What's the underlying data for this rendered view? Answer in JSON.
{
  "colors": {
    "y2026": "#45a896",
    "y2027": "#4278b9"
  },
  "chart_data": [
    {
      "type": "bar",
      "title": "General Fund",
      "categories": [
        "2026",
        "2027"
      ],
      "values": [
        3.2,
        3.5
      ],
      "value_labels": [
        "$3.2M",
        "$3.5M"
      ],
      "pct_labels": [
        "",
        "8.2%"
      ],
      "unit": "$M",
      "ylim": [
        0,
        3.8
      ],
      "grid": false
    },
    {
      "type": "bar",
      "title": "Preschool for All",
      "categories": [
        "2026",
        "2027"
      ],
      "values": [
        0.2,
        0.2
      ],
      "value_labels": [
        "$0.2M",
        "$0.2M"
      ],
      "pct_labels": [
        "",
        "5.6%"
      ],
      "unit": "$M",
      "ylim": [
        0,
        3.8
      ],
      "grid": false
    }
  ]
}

-=-=-=-=-

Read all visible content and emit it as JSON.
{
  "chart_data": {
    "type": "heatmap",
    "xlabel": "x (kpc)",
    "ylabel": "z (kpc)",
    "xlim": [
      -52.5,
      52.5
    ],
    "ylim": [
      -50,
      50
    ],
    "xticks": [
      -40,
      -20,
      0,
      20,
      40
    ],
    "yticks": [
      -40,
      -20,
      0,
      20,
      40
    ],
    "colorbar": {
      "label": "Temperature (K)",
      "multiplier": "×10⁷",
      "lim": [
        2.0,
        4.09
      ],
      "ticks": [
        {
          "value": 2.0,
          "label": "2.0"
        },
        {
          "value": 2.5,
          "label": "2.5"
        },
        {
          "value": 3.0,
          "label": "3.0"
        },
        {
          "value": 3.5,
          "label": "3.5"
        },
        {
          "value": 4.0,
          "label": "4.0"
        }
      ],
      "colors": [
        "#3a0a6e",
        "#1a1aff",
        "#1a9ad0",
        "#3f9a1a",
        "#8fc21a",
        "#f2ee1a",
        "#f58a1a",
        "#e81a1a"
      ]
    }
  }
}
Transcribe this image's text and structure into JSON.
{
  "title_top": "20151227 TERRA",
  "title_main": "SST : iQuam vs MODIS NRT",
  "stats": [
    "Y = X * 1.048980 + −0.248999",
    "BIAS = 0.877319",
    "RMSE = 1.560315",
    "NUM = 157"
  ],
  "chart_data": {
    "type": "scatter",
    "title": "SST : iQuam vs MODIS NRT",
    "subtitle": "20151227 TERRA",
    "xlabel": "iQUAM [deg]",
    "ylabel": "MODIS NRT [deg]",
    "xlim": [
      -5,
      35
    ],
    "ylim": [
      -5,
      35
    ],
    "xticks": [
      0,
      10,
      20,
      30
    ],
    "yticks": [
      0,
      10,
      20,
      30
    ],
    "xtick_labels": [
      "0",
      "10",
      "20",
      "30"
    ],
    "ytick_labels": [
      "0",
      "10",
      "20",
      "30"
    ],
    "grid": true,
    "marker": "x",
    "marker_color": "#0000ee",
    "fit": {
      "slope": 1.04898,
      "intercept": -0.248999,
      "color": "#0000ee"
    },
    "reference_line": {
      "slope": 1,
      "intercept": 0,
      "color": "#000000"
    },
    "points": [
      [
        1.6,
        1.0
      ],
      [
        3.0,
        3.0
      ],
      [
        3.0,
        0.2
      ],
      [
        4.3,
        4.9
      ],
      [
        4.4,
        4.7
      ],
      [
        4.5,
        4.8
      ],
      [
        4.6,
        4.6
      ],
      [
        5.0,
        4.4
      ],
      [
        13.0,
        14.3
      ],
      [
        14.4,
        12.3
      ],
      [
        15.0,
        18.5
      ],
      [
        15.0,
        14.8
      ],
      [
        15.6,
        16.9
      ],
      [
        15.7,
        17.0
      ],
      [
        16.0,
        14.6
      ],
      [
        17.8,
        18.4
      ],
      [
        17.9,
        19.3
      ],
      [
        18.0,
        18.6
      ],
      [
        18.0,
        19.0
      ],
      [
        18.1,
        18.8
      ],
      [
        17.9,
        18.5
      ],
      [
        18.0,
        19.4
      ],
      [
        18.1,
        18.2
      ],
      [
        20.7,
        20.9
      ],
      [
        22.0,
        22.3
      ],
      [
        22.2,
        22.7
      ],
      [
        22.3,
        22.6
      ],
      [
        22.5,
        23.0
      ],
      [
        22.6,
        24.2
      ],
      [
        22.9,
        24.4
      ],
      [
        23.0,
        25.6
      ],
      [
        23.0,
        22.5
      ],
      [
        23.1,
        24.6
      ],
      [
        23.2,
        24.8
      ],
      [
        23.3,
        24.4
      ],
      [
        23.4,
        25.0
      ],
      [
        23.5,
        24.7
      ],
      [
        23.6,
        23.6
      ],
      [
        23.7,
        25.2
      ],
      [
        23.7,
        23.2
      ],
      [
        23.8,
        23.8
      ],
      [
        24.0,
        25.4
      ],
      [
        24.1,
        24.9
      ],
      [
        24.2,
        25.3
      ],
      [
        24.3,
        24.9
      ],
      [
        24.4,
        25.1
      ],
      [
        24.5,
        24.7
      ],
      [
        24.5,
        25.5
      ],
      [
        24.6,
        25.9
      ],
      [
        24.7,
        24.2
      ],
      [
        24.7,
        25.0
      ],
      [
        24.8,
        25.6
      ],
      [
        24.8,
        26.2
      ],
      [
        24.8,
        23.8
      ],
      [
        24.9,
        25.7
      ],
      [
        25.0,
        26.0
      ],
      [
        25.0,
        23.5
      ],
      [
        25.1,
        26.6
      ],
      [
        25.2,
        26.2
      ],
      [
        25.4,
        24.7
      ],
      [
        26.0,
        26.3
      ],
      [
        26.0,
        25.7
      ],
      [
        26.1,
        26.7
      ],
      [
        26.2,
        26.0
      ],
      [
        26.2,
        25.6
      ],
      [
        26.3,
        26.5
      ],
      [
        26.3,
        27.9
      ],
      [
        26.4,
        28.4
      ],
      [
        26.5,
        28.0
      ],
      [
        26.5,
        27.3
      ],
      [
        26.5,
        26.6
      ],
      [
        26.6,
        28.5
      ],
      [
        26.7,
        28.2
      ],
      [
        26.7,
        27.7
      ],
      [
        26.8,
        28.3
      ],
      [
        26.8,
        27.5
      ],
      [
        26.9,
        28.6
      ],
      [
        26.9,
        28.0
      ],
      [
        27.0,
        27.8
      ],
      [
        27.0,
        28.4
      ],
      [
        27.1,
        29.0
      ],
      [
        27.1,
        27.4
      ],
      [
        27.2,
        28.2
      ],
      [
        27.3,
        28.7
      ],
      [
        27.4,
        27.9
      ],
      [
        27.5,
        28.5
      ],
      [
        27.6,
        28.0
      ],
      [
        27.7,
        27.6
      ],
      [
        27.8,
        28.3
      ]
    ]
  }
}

-=-=-=-=-

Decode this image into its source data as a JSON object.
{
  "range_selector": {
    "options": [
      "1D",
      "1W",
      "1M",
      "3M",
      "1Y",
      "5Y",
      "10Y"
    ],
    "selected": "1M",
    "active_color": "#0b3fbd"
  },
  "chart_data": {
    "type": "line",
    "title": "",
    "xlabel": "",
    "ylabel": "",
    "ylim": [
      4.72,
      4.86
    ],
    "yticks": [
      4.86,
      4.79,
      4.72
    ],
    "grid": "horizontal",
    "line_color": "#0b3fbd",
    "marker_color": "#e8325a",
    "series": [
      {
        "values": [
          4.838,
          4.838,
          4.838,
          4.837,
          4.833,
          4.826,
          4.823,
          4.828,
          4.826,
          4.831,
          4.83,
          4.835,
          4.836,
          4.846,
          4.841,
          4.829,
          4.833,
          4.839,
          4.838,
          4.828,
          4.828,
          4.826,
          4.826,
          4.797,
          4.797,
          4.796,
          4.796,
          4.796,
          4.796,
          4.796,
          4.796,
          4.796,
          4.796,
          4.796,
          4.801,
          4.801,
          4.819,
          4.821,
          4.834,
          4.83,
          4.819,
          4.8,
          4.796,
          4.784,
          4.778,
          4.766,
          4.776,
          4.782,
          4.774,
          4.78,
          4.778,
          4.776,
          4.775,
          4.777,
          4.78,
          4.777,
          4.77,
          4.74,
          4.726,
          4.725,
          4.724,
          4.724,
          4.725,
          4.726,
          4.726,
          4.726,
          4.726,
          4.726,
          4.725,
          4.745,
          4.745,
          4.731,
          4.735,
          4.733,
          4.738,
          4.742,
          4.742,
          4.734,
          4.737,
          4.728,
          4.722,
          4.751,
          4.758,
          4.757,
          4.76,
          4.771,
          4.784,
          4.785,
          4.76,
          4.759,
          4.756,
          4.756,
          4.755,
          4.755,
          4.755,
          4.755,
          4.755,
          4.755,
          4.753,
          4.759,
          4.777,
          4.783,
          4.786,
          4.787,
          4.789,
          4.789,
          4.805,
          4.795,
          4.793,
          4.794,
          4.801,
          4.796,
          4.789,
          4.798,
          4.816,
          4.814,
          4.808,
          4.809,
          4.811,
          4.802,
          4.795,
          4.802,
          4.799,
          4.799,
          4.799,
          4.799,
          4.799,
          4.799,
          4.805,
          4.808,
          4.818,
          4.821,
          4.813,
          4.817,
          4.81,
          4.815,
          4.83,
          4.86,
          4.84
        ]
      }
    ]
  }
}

-=-=-=-=-

Task requirements: Pull every line holding "type" out of the records.

Finished task:
      "type": "bar",
      "type": "bar",
    "type": "heatmap",
    "type": "scatter",
    "type": "line",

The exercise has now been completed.